文書の抜粋:
-------

多くの場合、学習塾の経営者さんが執筆されていますが、
今回もどうやらそのようです。
登場人物は塾生でもある、高3生のナツミちゃん。
小論文のアドバイスを求めに、答案を携えて筆者のもとにやってきました。
ところが答案に書かれた添削はダメ出しが中心でアドバイスは曖昧。
書き方指導もないようだ、と書かれています。
そしてナツミちゃんが放った一言はこうでした。
「今日、学校の先生に志望校の話をしたら、
そんな大学に行く価値はあるのかと言われた」
高校の先生は公立大学を受験するよう指示した、といいます。
その様子に筆者は、
「合格実績を上げようとする学校の思惑を感じ、不信感を抱いた」
と書いていらっしゃいます。
県立高には実績を上げないと統廃合されてしまうという恐怖心があると思う。生き残りをかけて指導しているのだろうが生徒本位の進路指導とはいえない。
県立高、とありますが、私学でも同様のことが起きかねない、
とも感じます。
進学実績が生徒募集を大きく左右するため、
どの高校、あるいは中学も、進学先が少しでも名の通った、
言い方を変えれば「偏差値の高い」大学であることを望みます。
が、それが生徒の進路に大きな影響を及ぼすことを、
学校側は忘れてはならない、と思います。
近隣の中学校では先生が生徒に「塾に行っているか」と聞き、生徒が「はい」と答えると「私はあまり詳しくないので、進路のことは塾の先生と相談して」と言われたそうだ。塾に通っていない生徒はどうなったのだろう。
こうした話を耳にするたび「教える側の目の前にいるのは誰なのか」と考えてしまう。私たち塾もこの問いに真摯に向き合い、考え続ける必要がある。生徒は数字でもなければ顔のない存在でもない。一人ひとりが誰とも違う人生を生きている主人公なのだ。
筆者が塾関係者でいらっしゃいますので、
この文章は学校の課題として表現されていますが、私自身は、
学習塾の進路指導も同様、あるいはもっと塾本位のものに
なっていることを感じることもあります。
いずれにしても、主人公はまさに目の前にいる生徒であり、
進路を開拓、選択するのはその生徒自身です。
当然のことではありますが、そのことを忘れずに、
進路指導に当たっていただきたいと願っております。

-------

与えられたデータ:
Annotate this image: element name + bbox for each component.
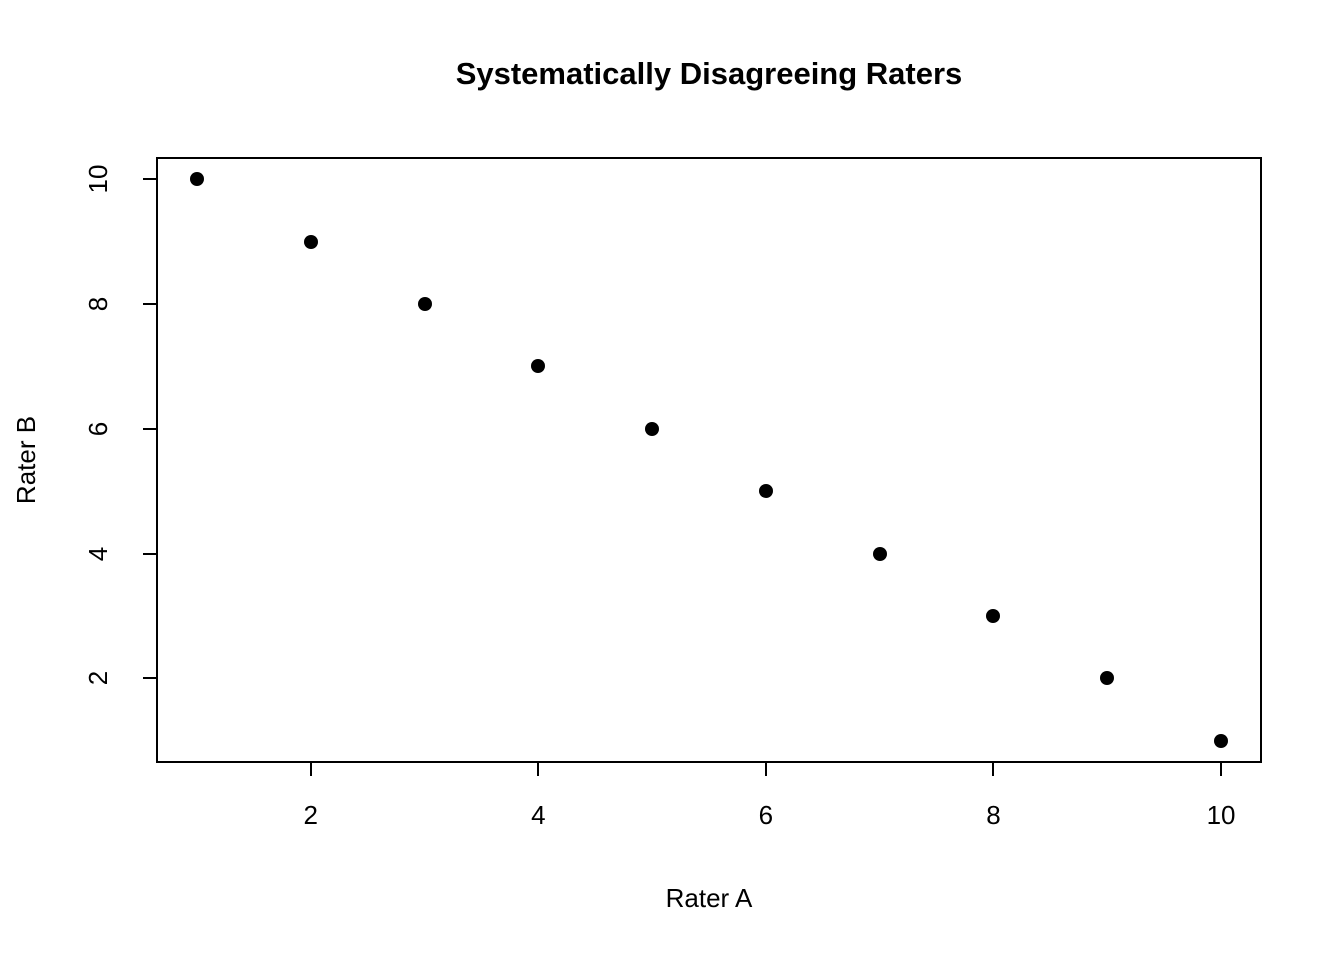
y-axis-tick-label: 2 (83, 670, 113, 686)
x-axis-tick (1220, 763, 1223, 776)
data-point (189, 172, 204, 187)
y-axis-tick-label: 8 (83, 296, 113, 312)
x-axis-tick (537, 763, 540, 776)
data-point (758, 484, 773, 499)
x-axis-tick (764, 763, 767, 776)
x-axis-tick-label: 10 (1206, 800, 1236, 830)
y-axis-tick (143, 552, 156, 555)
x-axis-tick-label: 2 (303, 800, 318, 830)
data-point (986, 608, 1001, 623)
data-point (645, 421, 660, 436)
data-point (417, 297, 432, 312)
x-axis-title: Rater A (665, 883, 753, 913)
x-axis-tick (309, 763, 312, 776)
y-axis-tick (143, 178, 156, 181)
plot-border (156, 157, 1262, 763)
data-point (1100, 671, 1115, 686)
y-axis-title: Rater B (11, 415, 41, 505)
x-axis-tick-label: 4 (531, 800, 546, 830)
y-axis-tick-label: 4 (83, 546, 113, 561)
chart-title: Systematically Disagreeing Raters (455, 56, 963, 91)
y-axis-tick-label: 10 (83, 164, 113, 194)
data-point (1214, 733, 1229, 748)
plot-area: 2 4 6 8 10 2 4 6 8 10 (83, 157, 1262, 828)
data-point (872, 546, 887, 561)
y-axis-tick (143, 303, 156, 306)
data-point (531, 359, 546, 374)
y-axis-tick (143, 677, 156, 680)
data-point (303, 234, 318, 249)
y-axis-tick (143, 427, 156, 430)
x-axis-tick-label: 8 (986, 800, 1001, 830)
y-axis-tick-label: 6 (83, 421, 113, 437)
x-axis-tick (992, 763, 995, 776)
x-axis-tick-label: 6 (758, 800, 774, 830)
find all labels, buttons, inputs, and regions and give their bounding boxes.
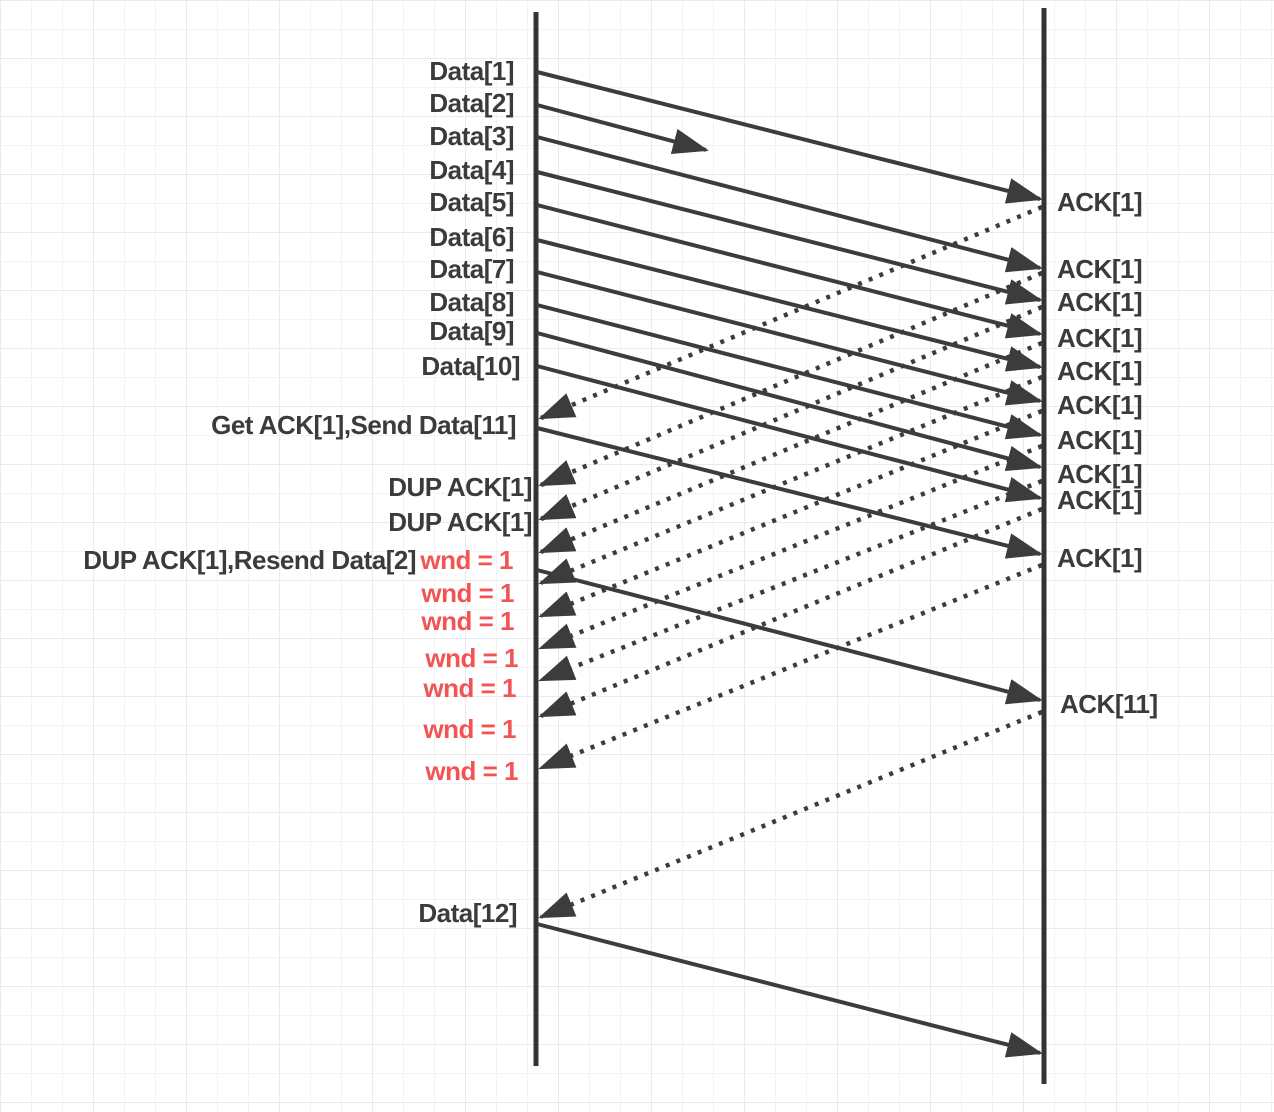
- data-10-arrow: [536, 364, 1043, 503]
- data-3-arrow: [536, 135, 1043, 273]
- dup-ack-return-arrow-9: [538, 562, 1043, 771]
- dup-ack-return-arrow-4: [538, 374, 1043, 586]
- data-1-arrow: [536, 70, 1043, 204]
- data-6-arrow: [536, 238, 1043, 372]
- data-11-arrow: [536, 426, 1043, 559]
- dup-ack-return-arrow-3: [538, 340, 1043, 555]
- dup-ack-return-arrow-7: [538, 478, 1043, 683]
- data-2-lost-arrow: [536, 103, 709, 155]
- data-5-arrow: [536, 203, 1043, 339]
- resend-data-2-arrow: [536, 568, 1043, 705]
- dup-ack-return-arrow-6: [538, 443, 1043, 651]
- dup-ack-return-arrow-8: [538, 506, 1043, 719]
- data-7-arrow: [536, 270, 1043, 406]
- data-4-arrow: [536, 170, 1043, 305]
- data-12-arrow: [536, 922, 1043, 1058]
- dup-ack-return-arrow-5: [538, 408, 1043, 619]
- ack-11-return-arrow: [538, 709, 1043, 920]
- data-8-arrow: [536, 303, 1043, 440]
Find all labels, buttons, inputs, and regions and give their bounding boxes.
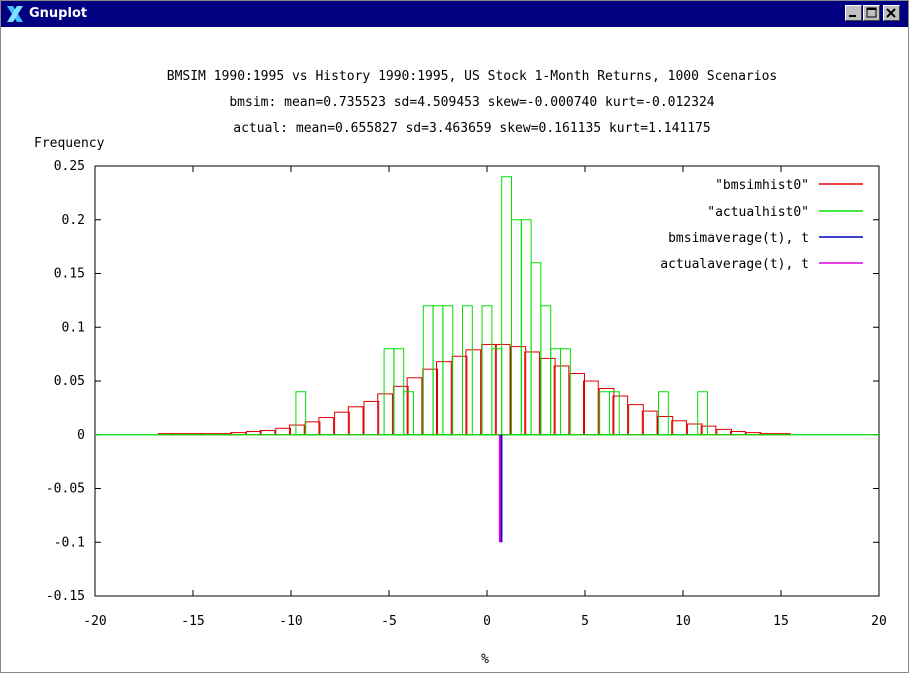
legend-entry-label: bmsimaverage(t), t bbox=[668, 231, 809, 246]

-------

あなたの課題:
A) 上に掲げた進路指導についての文章から、かぎかっこ「」で囲まれた語句をすべて、出てくる順に書き出してください。
B) 与えられたデータのうち、「- data-10-arrow: [536, 364, 1043, 503]」を含む行からデータの最後までを、「dup-ack」を「duplicate-ack」に変更してもう一度書いてください。ほかの部分はそのままにし、画像は含めないでください。

解答一覧:
A)
1. 今日、学校の先生に志望校の話をしたら、そんな大学に行く価値はあるのかと言われた
2. 合格実績を上げようとする学校の思惑を感じ、不信感を抱いた
3. 偏差値の高い
4. 塾に行っているか
5. はい
6. 私はあまり詳しくないので、進路のことは塾の先生と相談して
7. 教える側の目の前にいるのは誰なのか

B)
- data-10-arrow: [536, 364, 1043, 503]
- data-3-arrow: [536, 135, 1043, 273]
- duplicate-ack-return-arrow-9: [538, 562, 1043, 771]
- duplicate-ack-return-arrow-4: [538, 374, 1043, 586]
- data-1-arrow: [536, 70, 1043, 204]
- data-6-arrow: [536, 238, 1043, 372]
- data-11-arrow: [536, 426, 1043, 559]
- duplicate-ack-return-arrow-3: [538, 340, 1043, 555]
- duplicate-ack-return-arrow-7: [538, 478, 1043, 683]
- data-2-lost-arrow: [536, 103, 709, 155]
- data-5-arrow: [536, 203, 1043, 339]
- resend-data-2-arrow: [536, 568, 1043, 705]
- duplicate-ack-return-arrow-6: [538, 443, 1043, 651]
- duplicate-ack-return-arrow-8: [538, 506, 1043, 719]
- data-7-arrow: [536, 270, 1043, 406]
- data-4-arrow: [536, 170, 1043, 305]
- data-12-arrow: [536, 922, 1043, 1058]
- duplicate-ack-return-arrow-5: [538, 408, 1043, 619]
- ack-11-return-arrow: [538, 709, 1043, 920]
- data-8-arrow: [536, 303, 1043, 440]
Find all labels, buttons, inputs, and regions and give their bounding boxes.
legend-entry-label: bmsimaverage(t), t bbox=[668, 231, 809, 246]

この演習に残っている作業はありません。